_Fragen_
A: Beantworten Sie anhand des Berichts über den Baustellenbesuch folgende Fragen:
(i) Aus welchem Jahrgang stammte der überreichte Braubacher Wein?
(ii) Wer ist Geschäftsführer der Hochwassernotgemeinschaft?
(iii) Wessen Fällung am Rheinufer hat nun begonnen?
B: Prüfen Sie, ob die folgenden Aussagen mit dem Bericht über den Baustellenbesuch übereinstimmen. Antworten Sie jeweils mit Ja oder Nein und zitieren Sie die entscheidende Stelle wörtlich.
(i) Jaqueline Kraege kam aus dem Mainzer Innenministerium.
(ii) Dirk Schmidt ist der Stellvertreter des Vorsitzenden Heinz Scholl.
(iii) Die Vertreter der Hochwassernotgemeinschaft kritisierten die Fällung der „Pappelplantage“.
C: Formulieren Sie den Abschnitt des Berichts über den Baustellenbesuch neu, der mit „Außerdem lobten die“ beginnt und nach „Hilfe gestoßen sei.“ endet, und setzen Sie dabei „Flussufer“ an die Stelle von „Rheinufer“.

_Lesetext_
◇ ◇ ◇ ◇ ◇

Staatssekretärin informierte sich über aktuellen Baufortschritt

 

Staatssekretärin Jaqueline Kraege aus dem Mainzer Umweltministerium informierte sich an der Baustelle vor Braubachs Neustadt über den aktuellen Baufortschritt. Anlässlich eines Besuches in Braubach nutzte die Staatssekretärin die Gelegenheit zu einem informellen Gespräch mit Vertretern der Hochwassernotgemeinschaft. Vorsitzender Heinz Scholl, sein Stellvertreter Dirk Schmidt und Geschäftsführer Kurt Clos überreichten hierbei der - in Begleitung von Stadtbürgermeisterin Rita Wolf, Landtagsabgeordneten Roger Lewentz und SPD-VG-Fraktionsvorsitzenden Albert Buchheit - erschienen Staatssekretärin als Willkommensgruß einen Braubacher Wein des Jahrgangs 1993, der die Katastrophenhochwasser zu den Jahreswenden 93 und 95 überlebt hatte, und den HWNG-Videofilm über den Hochwasserschutz für die Braubacher Altstadt. Der HWNG-Vorstand lobte in diesem Zusammenhang ausdrücklich den zügigen Baufortschritt und das gute Miteinander zwischen Baufirma, Ingenieurbüro, Wasserwirtschaft und den Anwohnern der Neustadt. „Jeder Tag, den das Schutzbauwerk früher fertig wird, kann im Wettlauf mit dem nächsten Hochwasser endlich mehr Sicherheit oder nochmals Untergang bedeuten“, so Heinz Scholl.

 

Außerdem lobten die Vertreter der Hochwassernotgemeinschaft die ebenfalls nun begonnene Fällung der „Pappelplantage“ am Rheinufer. Braubachs Rheinfront erhalte damit eine herausragende ökologische und touristische Aufwertung, welche die Stadtansicht in einem neuen Glanze erstrahlen lasse. Man freue sich, dass auch  diese Anregung seitens der HWNG-Braubach zur Umgestaltung der Pappelfront – mit Unterstützung des Mittelrhein-Forums und der HWNG-Rhein – im Umweltministerium und der Landesregierung auf so große Resonanz und Hilfe gestoßen sei.

◇ ◇ ◇ ◇ ◇

_Daten_
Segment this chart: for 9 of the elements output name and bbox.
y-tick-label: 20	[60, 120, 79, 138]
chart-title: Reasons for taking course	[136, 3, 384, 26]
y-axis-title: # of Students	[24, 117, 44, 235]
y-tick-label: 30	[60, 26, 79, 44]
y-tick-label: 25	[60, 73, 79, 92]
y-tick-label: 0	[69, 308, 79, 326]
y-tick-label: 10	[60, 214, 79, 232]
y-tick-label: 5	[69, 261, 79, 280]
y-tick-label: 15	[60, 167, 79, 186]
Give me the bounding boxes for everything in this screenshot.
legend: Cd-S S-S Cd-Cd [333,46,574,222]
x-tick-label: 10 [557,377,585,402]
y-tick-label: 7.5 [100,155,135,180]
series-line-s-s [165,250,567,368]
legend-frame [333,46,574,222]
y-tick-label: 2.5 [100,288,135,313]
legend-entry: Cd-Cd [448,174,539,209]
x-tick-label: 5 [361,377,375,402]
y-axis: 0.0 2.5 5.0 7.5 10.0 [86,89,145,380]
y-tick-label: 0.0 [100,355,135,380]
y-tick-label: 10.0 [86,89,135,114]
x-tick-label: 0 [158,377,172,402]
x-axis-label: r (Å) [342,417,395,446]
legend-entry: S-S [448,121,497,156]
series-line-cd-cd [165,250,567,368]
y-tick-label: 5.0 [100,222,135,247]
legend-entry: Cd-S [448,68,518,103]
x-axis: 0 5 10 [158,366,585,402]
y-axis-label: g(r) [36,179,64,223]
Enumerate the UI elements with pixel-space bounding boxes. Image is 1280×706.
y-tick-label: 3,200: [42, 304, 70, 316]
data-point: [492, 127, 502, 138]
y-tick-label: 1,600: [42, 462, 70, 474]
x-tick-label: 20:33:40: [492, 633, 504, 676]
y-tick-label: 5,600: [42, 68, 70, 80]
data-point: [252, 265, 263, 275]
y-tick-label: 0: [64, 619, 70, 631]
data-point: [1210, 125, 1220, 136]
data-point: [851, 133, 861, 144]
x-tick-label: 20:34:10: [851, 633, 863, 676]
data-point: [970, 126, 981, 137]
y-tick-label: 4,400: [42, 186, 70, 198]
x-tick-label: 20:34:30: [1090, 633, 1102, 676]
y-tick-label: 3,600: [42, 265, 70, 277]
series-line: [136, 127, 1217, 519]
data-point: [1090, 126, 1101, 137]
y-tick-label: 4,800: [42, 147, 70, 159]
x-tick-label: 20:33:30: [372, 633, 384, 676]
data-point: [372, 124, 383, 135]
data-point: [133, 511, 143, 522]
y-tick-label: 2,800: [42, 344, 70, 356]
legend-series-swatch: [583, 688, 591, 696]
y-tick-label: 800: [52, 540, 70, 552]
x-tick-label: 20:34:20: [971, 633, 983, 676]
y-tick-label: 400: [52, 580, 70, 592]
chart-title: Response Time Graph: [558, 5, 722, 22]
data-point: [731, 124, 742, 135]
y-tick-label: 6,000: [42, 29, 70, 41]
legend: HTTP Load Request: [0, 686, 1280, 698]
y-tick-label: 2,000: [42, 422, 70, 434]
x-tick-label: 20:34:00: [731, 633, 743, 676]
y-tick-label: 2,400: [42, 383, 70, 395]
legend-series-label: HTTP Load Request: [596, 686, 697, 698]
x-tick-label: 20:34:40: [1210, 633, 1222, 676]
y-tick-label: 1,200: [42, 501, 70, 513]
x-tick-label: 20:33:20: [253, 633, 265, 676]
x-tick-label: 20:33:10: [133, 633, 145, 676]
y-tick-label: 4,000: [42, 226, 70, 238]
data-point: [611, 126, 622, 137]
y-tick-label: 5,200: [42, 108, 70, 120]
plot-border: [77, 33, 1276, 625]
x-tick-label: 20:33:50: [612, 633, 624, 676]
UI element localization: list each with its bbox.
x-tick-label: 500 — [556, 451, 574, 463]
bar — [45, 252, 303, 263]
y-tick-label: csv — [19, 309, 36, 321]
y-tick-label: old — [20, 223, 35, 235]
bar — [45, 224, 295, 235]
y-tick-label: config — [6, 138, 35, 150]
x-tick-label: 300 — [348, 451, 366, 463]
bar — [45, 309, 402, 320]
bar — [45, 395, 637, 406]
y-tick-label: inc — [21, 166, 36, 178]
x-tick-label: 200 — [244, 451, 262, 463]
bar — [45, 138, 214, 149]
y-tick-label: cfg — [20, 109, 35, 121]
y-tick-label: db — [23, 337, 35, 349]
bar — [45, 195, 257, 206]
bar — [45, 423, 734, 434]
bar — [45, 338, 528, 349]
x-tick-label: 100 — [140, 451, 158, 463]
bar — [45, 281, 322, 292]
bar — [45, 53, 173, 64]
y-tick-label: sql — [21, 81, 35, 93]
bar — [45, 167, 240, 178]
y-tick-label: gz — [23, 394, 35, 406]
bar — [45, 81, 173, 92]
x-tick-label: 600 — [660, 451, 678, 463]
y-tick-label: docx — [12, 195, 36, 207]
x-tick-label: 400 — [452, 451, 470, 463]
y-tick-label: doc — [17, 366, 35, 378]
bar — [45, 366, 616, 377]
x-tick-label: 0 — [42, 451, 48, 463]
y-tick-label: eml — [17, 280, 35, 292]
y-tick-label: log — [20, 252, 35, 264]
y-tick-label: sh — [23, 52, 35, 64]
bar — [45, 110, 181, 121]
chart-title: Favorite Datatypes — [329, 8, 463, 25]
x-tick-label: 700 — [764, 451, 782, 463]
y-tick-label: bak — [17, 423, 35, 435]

◇ ◇ ◇ ◇ ◇

_Lösungen_
A:
(i) 1993
(ii) Kurt Clos
(iii) Die der „Pappelplantage“

B:
(i) Nein: „Staatssekretärin Jaqueline Kraege aus dem Mainzer Umweltministerium“
(ii) Ja: „Vorsitzender Heinz Scholl, sein Stellvertreter Dirk Schmidt“
(iii) Nein: „lobten die Vertreter der Hochwassernotgemeinschaft die ebenfalls nun begonnene Fällung der „Pappelplantage““

C:
Außerdem lobten die Vertreter der Hochwassernotgemeinschaft die ebenfalls nun begonnene Fällung der „Pappelplantage“ am Flussufer. Braubachs Rheinfront erhalte damit eine herausragende ökologische und touristische Aufwertung, welche die Stadtansicht in einem neuen Glanze erstrahlen lasse. Man freue sich, dass auch  diese Anregung seitens der HWNG-Braubach zur Umgestaltung der Pappelfront – mit Unterstützung des Mittelrhein-Forums und der HWNG-Rhein – im Umweltministerium und der Landesregierung auf so große Resonanz und Hilfe gestoßen sei.